> _Short task_
How many lines in the records below contain the word "你选择了"? Give only the number.

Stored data
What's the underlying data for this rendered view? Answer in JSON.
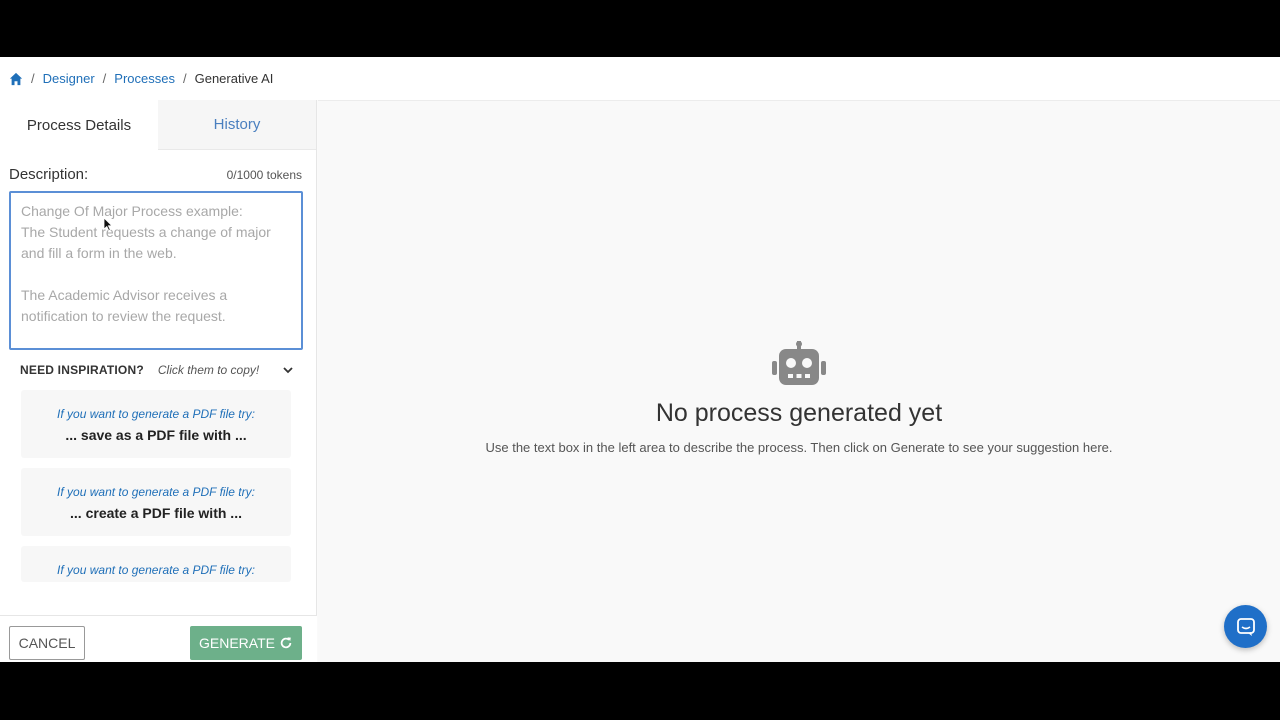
{
  "breadcrumb": {
    "items": [
      "Designer",
      "Processes"
    ],
    "current": "Generative AI",
    "separator": "/"
  },
  "tabs": [
    {
      "label": "Process Details",
      "active": true
    },
    {
      "label": "History",
      "active": false
    }
  ],
  "description": {
    "label": "Description:",
    "tokens": "0/1000 tokens",
    "placeholder": "Change Of Major Process example:\nThe Student requests a change of major and fill a form in the web.\n\nThe Academic Advisor receives a notification to review the request.",
    "value": ""
  },
  "inspiration": {
    "title": "NEED INSPIRATION?",
    "hint": "Click them to copy!",
    "cards": [
      {
        "hint": "If you want to generate a PDF file try:",
        "phrase": "... save as a PDF file with ..."
      },
      {
        "hint": "If you want to generate a PDF file try:",
        "phrase": "... create a PDF file with ..."
      },
      {
        "hint": "If you want to generate a PDF file try:",
        "phrase": ""
      }
    ],
    "dots_total": 9,
    "dots_active_index": 3
  },
  "footer": {
    "cancel_label": "CANCEL",
    "generate_label": "GENERATE"
  },
  "empty_state": {
    "title": "No process generated yet",
    "subtitle": "Use the text box in the left area to describe the process. Then click on Generate to see your suggestion here."
  },
  "colors": {
    "link": "#1f6fb8",
    "generate": "#6db08a",
    "chat": "#1f6fc8",
    "dot_active": "#1f5a96",
    "dot_inactive": "#b8d0ec"
  },
  "icons": {
    "home": "home-icon",
    "chevron": "chevron-down-icon",
    "refresh": "refresh-icon",
    "robot": "robot-icon",
    "chat": "chat-icon"
  }
}
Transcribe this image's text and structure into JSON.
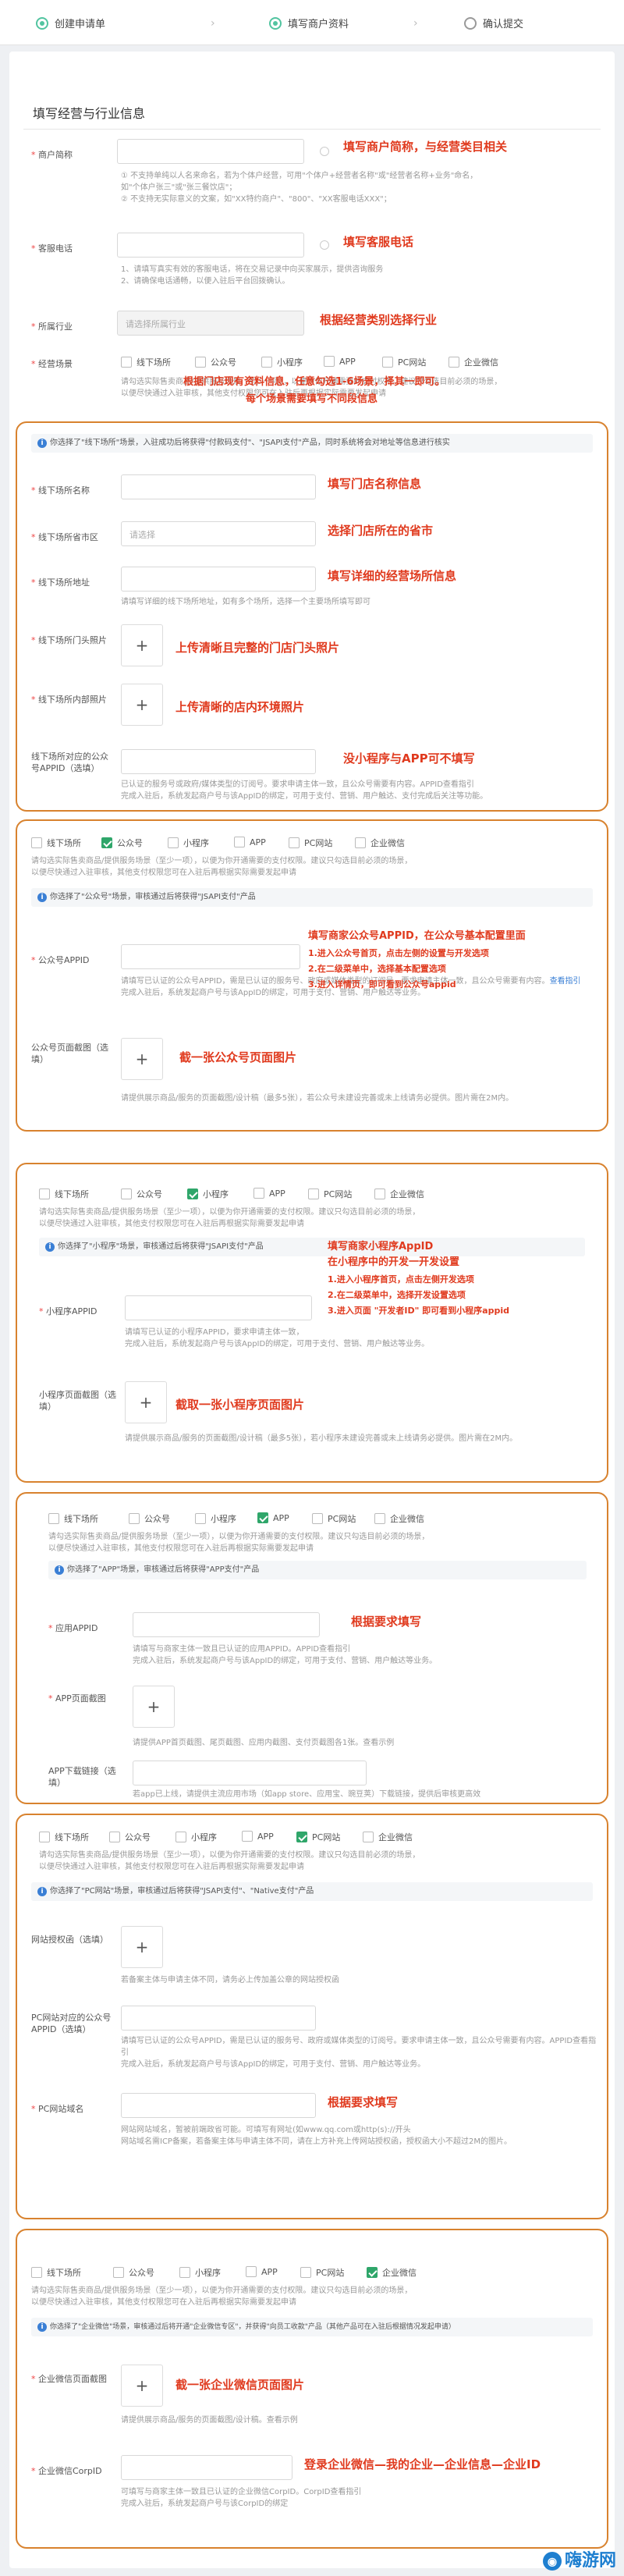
{
  "steps": [
    {
      "label": "创建申请单"
    },
    {
      "label": "填写商户资料"
    },
    {
      "label": "确认提交"
    }
  ],
  "section_title": "填写经营与行业信息",
  "merchant_short_name": {
    "label": "商户简称",
    "annotation": "填写商户简称，与经营类目相关",
    "hint1": "① 不支持单纯以人名来命名，若为个体户经营，可用\"个体户+经营者名称\"或\"经营者名称+业务\"命名，",
    "hint2": "如\"个体户张三\"或\"张三餐饮店\"；",
    "hint3": "② 不支持无实际意义的文案，如\"XX特约商户\"、\"800\"、\"XX客服电话XXX\"；"
  },
  "service_phone": {
    "label": "客服电话",
    "annotation": "填写客服电话",
    "hint1": "1、请填写真实有效的客服电话，将在交易记录中向买家展示，提供咨询服务",
    "hint2": "2、请确保电话通畅，以便入驻后平台回拨确认。"
  },
  "industry": {
    "label": "所属行业",
    "placeholder": "请选择所属行业",
    "annotation": "根据经营类别选择行业"
  },
  "business_scene": {
    "label": "经营场景",
    "options": [
      "线下场所",
      "公众号",
      "小程序",
      "APP",
      "PC网站",
      "企业微信"
    ],
    "hint1": "请勾选实际售卖商品/提供服务场景（至少一项），以便为你开通需要的支付权限。建议只勾选目前必须的场景，",
    "hint2": "以便尽快通过入驻审核，其他支付权限您可在入驻后再根据实际需要发起申请",
    "annotation1": "根据门店现有资料信息，任意勾选1-6场景，择其一即可。",
    "annotation2": "每个场景需要填写不同段信息"
  },
  "offline": {
    "info": "你选择了\"线下场所\"场景，入驻成功后将获得\"付款码支付\"、\"JSAPI支付\"产品，同时系统将会对地址等信息进行核实",
    "name_label": "线下场所名称",
    "name_annotation": "填写门店名称信息",
    "region_label": "线下场所省市区",
    "region_placeholder": "请选择",
    "region_annotation": "选择门店所在的省市",
    "address_label": "线下场所地址",
    "address_hint": "请填写详细的线下场所地址，如有多个场所，选择一个主要场所填写即可",
    "address_annotation": "填写详细的经营场所信息",
    "door_label": "线下场所门头照片",
    "door_annotation": "上传清晰且完整的门店门头照片",
    "inner_label": "线下场所内部照片",
    "inner_annotation": "上传清晰的店内环境照片",
    "appid_label": "线下场所对应的公众号APPID（选填）",
    "appid_annotation": "没小程序与APP可不填写",
    "appid_hint1": "已认证的服务号或政府/媒体类型的订阅号。要求申请主体一致，且公众号需要有内容。APPID查看指引",
    "appid_hint2": "完成入驻后，系统发起商户号与该AppID的绑定，可用于支付、营销、用户触达、支付完成后关注等功能。"
  },
  "mp": {
    "options": [
      "线下场所",
      "公众号",
      "小程序",
      "APP",
      "PC网站",
      "企业微信"
    ],
    "hint1": "请勾选实际售卖商品/提供服务场景（至少一项），以便为你开通需要的支付权限。建议只勾选目前必须的场景，",
    "hint2": "以便尽快通过入驻审核，其他支付权限您可在入驻后再根据实际需要发起申请",
    "info": "你选择了\"公众号\"场景，审核通过后将获得\"JSAPI支付\"产品",
    "appid_label": "公众号APPID",
    "appid_hint1": "请填写已认证的公众号APPID，需是已认证的服务号、政府或媒体类型的订阅号。要求申请主体一致，且公众号需要有内容。",
    "appid_hint_link": "查看指引",
    "appid_hint2": "完成入驻后，系统发起商户号与该AppID的绑定，可用于支付、营销、用户触达等业务。",
    "annotation_title": "填写商家公众号APPID，在公众号基本配置里面",
    "annotation_1": "1.进入公众号首页，点击左侧的设置与开发选项",
    "annotation_2": "2.在二级菜单中，选择基本配置选项",
    "annotation_3": "3.进入详情页，即可看到公众号appid",
    "screenshot_label": "公众号页面截图（选填）",
    "screenshot_annotation": "截一张公众号页面图片",
    "screenshot_hint": "请提供展示商品/服务的页面截图/设计稿（最多5张），若公众号未建设完善或未上线请务必提供。图片需在2M内。"
  },
  "mini": {
    "options": [
      "线下场所",
      "公众号",
      "小程序",
      "APP",
      "PC网站",
      "企业微信"
    ],
    "hint1": "请勾选实际售卖商品/提供服务场景（至少一项），以便为你开通需要的支付权限。建议只勾选目前必须的场景，",
    "hint2": "以便尽快通过入驻审核，其他支付权限您可在入驻后再根据实际需要发起申请",
    "info": "你选择了\"小程序\"场景，审核通过后将获得\"JSAPI支付\"产品",
    "appid_label": "小程序APPID",
    "appid_hint1": "请填写已认证的小程序APPID，要求申请主体一致，",
    "appid_hint2": "完成入驻后，系统发起商户号与该AppID的绑定，可用于支付、营销、用户触达等业务。",
    "annotation_title": "填写商家小程序AppID",
    "annotation_sub": "在小程序中的开发一开发设置",
    "annotation_1": "1.进入小程序首页，点击左侧开发选项",
    "annotation_2": "2.在二级菜单中，选择开发设置选项",
    "annotation_3": "3.进入页面 \"开发者ID\" 即可看到小程序appid",
    "screenshot_label": "小程序页面截图（选填）",
    "screenshot_annotation": "截取一张小程序页面图片",
    "screenshot_hint": "请提供展示商品/服务的页面截图/设计稿（最多5张），若小程序未建设完善或未上线请务必提供。图片需在2M内。"
  },
  "app": {
    "options": [
      "线下场所",
      "公众号",
      "小程序",
      "APP",
      "PC网站",
      "企业微信"
    ],
    "hint1": "请勾选实际售卖商品/提供服务场景（至少一项），以便为你开通需要的支付权限。建议只勾选目前必须的场景，",
    "hint2": "以便尽快通过入驻审核，其他支付权限您可在入驻后再根据实际需要发起申请",
    "info": "你选择了\"APP\"场景，审核通过后将获得\"APP支付\"产品",
    "appid_label": "应用APPID",
    "appid_annotation": "根据要求填写",
    "appid_hint1": "请填写与商家主体一致且已认证的应用APPID。APPID查看指引",
    "appid_hint2": "完成入驻后，系统发起商户号与该AppID的绑定，可用于支付、营销、用户触达等业务。",
    "screenshot_label": "APP页面截图",
    "screenshot_hint": "请提供APP首页截图、尾页截图、应用内截图、支付页截图各1张。查看示例",
    "download_label": "APP下载链接（选填）",
    "download_hint": "若app已上线，请提供主流应用市场（如app store、应用宝、豌豆荚）下载链接，提供后审核更高效"
  },
  "pc": {
    "options": [
      "线下场所",
      "公众号",
      "小程序",
      "APP",
      "PC网站",
      "企业微信"
    ],
    "hint1": "请勾选实际售卖商品/提供服务场景（至少一项），以便为你开通需要的支付权限。建议只勾选目前必须的场景，",
    "hint2": "以便尽快通过入驻审核，其他支付权限您可在入驻后再根据实际需要发起申请",
    "info": "你选择了\"PC网站\"场景，审核通过后将获得\"JSAPI支付\"、\"Native支付\"产品",
    "license_label": "网站授权函（选填）",
    "license_hint": "若备案主体与申请主体不同，请务必上传加盖公章的网站授权函",
    "appid_label": "PC网站对应的公众号APPID（选填）",
    "appid_hint1": "请填写已认证的公众号APPID，需是已认证的服务号、政府或媒体类型的订阅号。要求申请主体一致，且公众号需要有内容。APPID查看指引",
    "appid_hint2": "完成入驻后，系统发起商户号与该AppID的绑定，可用于支付、营销、用户触达等业务。",
    "domain_label": "PC网站域名",
    "domain_annotation": "根据要求填写",
    "domain_hint1": "网站网站域名，暂被前端政省可能。可填写有网址(如www.qq.com或http(s)://开头",
    "domain_hint2": "网站域名需ICP备案，若备案主体与申请主体不同，请在上方补充上传网站授权函，授权函大小不超过2M的图片。"
  },
  "wework": {
    "options": [
      "线下场所",
      "公众号",
      "小程序",
      "APP",
      "PC网站",
      "企业微信"
    ],
    "hint1": "请勾选实际售卖商品/提供服务场景（至少一项），以便为你开通需要的支付权限。建议只勾选目前必须的场景，",
    "hint2": "以便尽快通过入驻审核，其他支付权限您可在入驻后再根据实际需要发起申请",
    "info": "你选择了\"企业微信\"场景，审核通过后将开通\"企业微信专区\"，并获得\"向员工收款\"产品（其他产品可在入驻后根据情况发起申请）",
    "screenshot_label": "企业微信页面截图",
    "screenshot_annotation": "截一张企业微信页面图片",
    "screenshot_hint": "请提供展示商品/服务的页面截图/设计稿。查看示例",
    "corpid_label": "企业微信CorpID",
    "corpid_annotation": "登录企业微信—我的企业—企业信息—企业ID",
    "corpid_hint1": "可填写与商家主体一致且已认证的企业微信CorpID。CorpID查看指引",
    "corpid_hint2": "完成入驻后，系统发起商户号与该CorpID的绑定"
  },
  "watermark": {
    "text": "嗨游网"
  },
  "colors": {
    "accent": "#2fa66a",
    "annotation": "#e03a1e",
    "frame": "#d8822e",
    "link": "#3a7fd5"
  }
}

> _Correct result_
6